::: PASSAGE

Yes, Nicomon, but how does one get "prefer" out of "retenir"? I've read the definitions. Only two could fit in this context: uphold or consider

Si, mon amie, "uphold" peut effectivement avoir le sens de "support/approval."

Definitions of *uphold*:

Definition:1. *maintain or support: *to maintain, confirm or defend something, especially laws or principles, in the face of hostility

2. *give somebody support: *to provide somebody with moral support, or inspire somebody with confidence

I agree that "uphold" may not be correct. 

I think that "retenir" means "to carefully weigh", which is clearly implied by the English verb "to consider."

Il pourrait bien s'agir d'une solution particulière que va prendre en considération le plus sérieusement le juge, mais forcément celle qu'il va finir par choisir.

The solution that I choose to give most consideration to may not be the one that I choose.

retenir sa candidature =  to consider one for a job (not who they prefer to hire)


----------



## tilt

Icetrance said:


> Tilt, "must" and "is expected" are *not* synonyms for one another.
> 
> _Doit_ has more than one meaning in French, depending on the context.
> 
> Je dois appeler ma mère ce soir = I must call my mother this evening.
> 
> Le président doit rencontrer le maire de cette commune pour la première fois cet après-midi = The president is expected to meet the mayor of this town for the first time this afternoon.


Ok, I understand the difference. I always thought _must _had several meanings like in French, including _to be expected to_.
But then, in the French initial sentence, I think _must _is to be used to translate _doit_, because the judge definitely has to make a decision.

::::::
::: DATASET

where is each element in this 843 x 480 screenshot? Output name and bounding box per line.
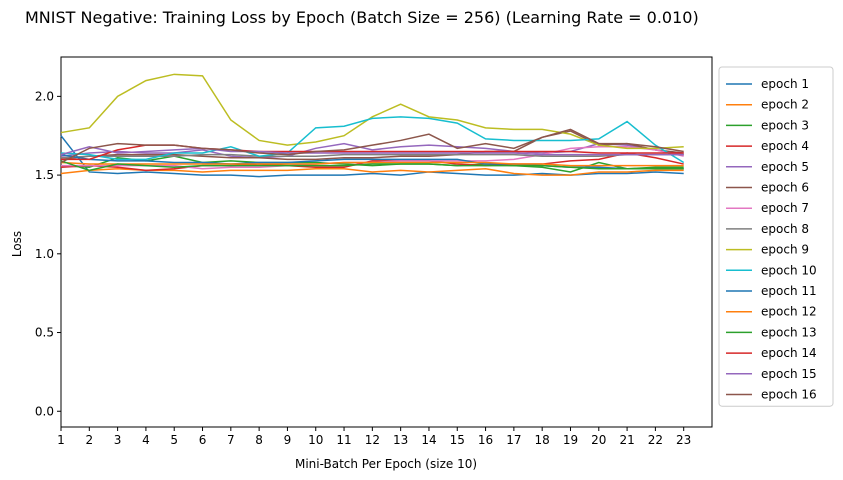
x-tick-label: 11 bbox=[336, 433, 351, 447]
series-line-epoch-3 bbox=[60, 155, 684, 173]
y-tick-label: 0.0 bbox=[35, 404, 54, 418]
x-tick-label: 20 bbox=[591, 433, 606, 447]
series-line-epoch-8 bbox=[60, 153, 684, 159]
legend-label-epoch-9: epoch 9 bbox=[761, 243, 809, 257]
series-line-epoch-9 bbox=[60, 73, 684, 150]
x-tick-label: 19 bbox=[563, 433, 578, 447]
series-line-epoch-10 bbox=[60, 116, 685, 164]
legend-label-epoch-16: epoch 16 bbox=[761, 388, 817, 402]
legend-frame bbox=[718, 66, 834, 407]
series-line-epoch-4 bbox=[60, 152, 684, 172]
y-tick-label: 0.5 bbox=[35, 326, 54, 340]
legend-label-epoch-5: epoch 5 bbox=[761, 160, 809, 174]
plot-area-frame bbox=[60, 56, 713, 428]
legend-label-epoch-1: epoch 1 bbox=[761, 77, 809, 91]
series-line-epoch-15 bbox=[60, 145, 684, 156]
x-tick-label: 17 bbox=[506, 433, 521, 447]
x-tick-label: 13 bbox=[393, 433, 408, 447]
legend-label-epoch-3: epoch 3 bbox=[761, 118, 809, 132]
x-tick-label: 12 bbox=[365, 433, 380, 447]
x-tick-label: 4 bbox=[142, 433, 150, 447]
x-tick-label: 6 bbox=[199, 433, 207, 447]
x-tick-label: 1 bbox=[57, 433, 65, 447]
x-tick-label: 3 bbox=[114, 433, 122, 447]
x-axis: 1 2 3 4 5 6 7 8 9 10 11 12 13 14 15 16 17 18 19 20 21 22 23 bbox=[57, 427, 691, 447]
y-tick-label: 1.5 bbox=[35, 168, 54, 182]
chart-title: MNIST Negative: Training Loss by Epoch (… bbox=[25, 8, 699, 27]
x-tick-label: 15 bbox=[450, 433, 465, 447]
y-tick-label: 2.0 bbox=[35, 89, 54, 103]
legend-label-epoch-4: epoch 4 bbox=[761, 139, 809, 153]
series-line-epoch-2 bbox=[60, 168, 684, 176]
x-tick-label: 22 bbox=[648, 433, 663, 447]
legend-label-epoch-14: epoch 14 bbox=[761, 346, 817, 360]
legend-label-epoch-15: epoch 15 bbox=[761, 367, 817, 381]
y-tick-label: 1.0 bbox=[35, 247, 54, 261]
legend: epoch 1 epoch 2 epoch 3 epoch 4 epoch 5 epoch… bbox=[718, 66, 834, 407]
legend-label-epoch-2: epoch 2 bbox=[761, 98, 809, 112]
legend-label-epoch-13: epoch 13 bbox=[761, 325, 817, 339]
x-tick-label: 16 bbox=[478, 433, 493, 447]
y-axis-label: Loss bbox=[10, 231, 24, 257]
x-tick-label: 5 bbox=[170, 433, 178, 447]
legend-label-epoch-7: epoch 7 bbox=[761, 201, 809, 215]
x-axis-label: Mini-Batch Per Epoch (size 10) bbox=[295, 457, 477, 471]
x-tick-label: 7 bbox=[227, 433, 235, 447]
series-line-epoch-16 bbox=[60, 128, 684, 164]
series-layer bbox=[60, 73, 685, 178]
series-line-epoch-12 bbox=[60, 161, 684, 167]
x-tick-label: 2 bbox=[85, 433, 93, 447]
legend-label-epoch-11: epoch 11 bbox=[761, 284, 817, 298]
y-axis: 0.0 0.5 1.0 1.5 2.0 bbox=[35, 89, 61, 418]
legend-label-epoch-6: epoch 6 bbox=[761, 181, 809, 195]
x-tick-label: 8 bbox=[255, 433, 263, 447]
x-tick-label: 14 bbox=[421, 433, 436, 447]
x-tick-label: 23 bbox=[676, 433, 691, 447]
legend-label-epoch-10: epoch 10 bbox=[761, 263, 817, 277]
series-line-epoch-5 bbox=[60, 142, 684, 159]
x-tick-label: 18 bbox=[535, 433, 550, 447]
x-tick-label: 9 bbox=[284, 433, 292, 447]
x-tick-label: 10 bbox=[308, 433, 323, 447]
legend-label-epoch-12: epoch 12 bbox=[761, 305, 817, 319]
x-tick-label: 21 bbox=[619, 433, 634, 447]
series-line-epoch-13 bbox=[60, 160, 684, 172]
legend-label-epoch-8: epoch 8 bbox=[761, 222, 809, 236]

::::::
::: DATASET

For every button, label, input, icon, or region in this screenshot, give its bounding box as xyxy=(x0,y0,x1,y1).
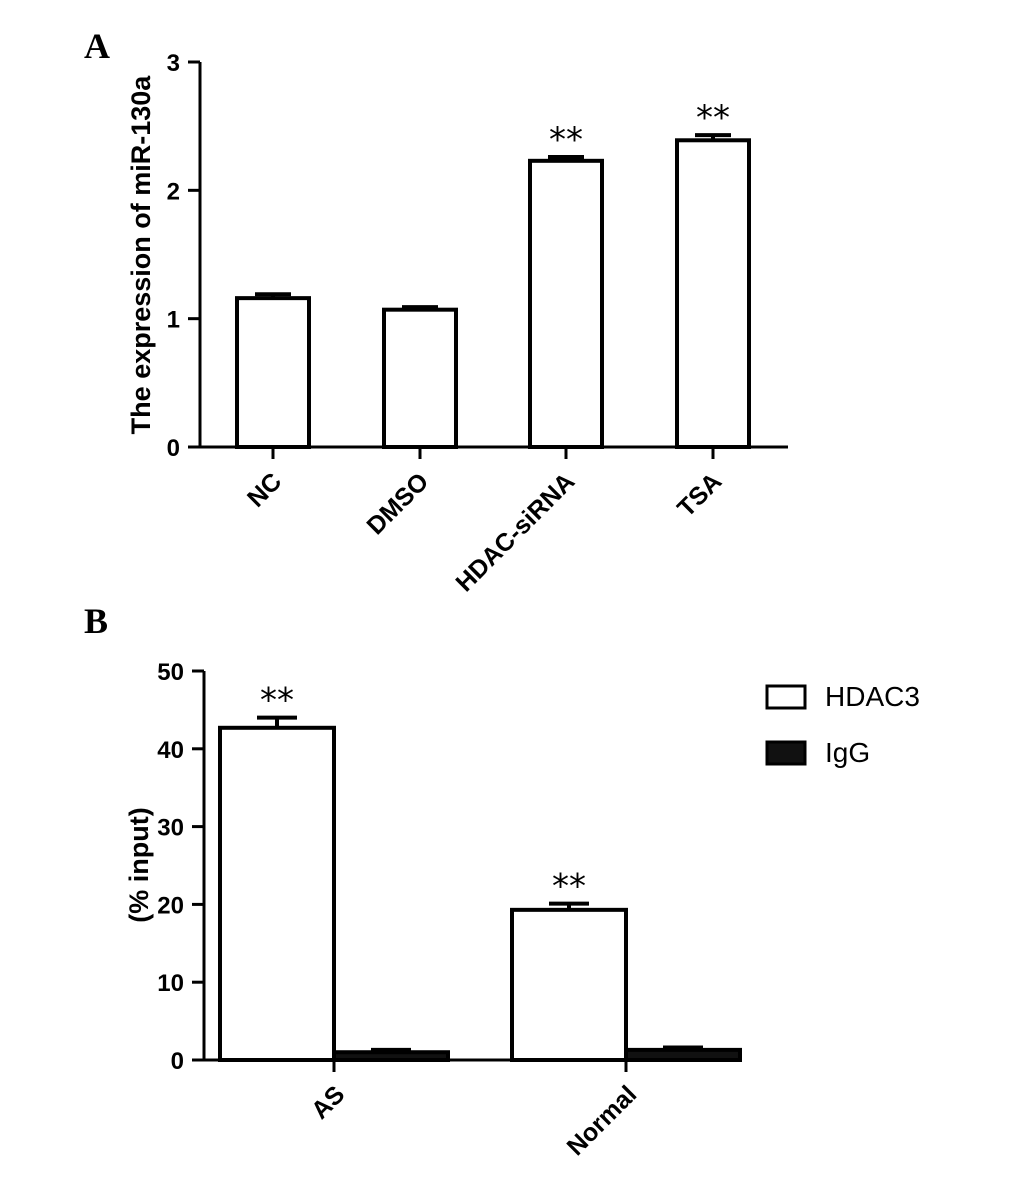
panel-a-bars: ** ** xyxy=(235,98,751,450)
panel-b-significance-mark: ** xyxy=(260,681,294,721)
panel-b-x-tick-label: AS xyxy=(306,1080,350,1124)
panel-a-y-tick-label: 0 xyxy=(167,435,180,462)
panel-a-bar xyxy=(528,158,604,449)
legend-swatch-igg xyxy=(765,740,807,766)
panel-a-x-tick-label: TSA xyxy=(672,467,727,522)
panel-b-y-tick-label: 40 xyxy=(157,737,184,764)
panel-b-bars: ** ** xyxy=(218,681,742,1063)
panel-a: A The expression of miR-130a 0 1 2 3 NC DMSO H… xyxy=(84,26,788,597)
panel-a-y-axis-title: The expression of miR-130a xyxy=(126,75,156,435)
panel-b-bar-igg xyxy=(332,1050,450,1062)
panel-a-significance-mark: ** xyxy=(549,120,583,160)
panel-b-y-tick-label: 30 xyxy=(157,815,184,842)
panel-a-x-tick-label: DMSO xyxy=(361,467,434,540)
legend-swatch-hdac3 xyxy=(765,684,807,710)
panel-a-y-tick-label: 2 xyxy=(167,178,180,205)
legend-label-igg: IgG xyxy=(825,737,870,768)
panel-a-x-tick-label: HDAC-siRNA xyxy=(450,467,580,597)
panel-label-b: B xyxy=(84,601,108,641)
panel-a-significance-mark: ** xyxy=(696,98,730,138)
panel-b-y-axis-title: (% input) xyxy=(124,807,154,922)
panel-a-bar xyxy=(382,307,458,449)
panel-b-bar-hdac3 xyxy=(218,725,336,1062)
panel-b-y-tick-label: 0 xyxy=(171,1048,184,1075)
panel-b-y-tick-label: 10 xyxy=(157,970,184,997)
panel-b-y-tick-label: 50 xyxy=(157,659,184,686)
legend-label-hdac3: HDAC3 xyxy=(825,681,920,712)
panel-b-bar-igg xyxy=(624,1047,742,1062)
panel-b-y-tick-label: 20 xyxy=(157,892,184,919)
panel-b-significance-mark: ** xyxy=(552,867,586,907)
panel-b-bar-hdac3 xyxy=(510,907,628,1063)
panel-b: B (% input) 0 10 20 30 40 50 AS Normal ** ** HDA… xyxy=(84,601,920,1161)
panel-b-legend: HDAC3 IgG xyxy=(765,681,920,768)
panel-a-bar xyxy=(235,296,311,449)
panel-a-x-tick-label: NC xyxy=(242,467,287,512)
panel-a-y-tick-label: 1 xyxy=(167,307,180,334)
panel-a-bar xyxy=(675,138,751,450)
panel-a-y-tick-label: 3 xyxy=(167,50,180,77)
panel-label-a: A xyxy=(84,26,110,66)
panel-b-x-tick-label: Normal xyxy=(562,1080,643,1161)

::::::

* ACTIONS TO TAKE *
1. In the translation thread, what English sentence is given as the rendering of "Je dois appeler ma mère ce soir"?
2. Using the translation thread, explain why tilt thinks "must" is the right way to translate "doit" in the original French sentence.
3. Carry on the translation thread from its last post.

* RESULTS FOR THE EXERCISE *
1. I must call my mother this evening.

2. Tilt thinks "must" should translate "doit" there because the judge definitely has to make a decision. The obligation reading applies in that sentence rather than the "is expected to" sense.

3.
----------



## viera

My favorite: *which solution he should opt for*.

*doit*: I can't understand how "is expected" could translate "doit". Expected by whom? Are we introducing some third party here? It is not about what is expected, but rather about what he should do, in accordance with the law, justice and good practice.

*retenir*: The judge has to decide, to choose the best solution, and not just support, consider, approve or uphold somebody else's decision. The buck stops with the judge and he is the one who must choose.

Icetrance: "retenir sa candidature = to consider one for a job (not who they prefer to hire)"
I don't agree with you interpretation. "Nous avons le plaisir de vous informer que nous avons retenu votre candidature" means that you are the chosen one, ...er, that you have been selected.


----------



## Nicomon

I agree with Viera about *opt for*, in context, and that doit means *should* here.
And also this sentence from Draper (#10) 
But _*adopt*_ is correct as well. On the other hand _consider_ seems too dubious, given that we are talking about a decision to be pronounced by the Court.
And this other one from Gil (#12)
When there is no sufficient proof watsoever, what is there to uphold?

Although in my field of work « _retenir la candidature_ » usually means that someone's CV was retained, out of a few applicants to choose from. e.g.: _Seules les personnes dont la candidature a été retenue seront convoquées en entrevue._ And this indeed would be *consider.*


----------



## viera

"Although in my field of work « _retenir la candidature_ » usually means that someone's CV was retained, out of a few applicants to choose from. e.g.: _Seules les personnes dont la candidature a été retenue seront convoquées en entrevue._ And this indeed would be *consider."*

Nicomon, my interpretation is slightly different. I imagine that all the CVs were considered (examined) and a few candidates were selected (retenus) for further consideration, after which a single candidate would be definitively chosen (retenu) and given the job.


----------



## Moon Palace

My two cents hoping it will help:
I personally would have used 'uphold' rather than consider, because to me there is a difference in the process of the action: consider first and then decide on something, whereas 'uphold' conveys the idea that the decision has been made by the judge (he has picked the solution from the array of solutions he was given). But does this make any sense to a native? or am I just hair-splitting?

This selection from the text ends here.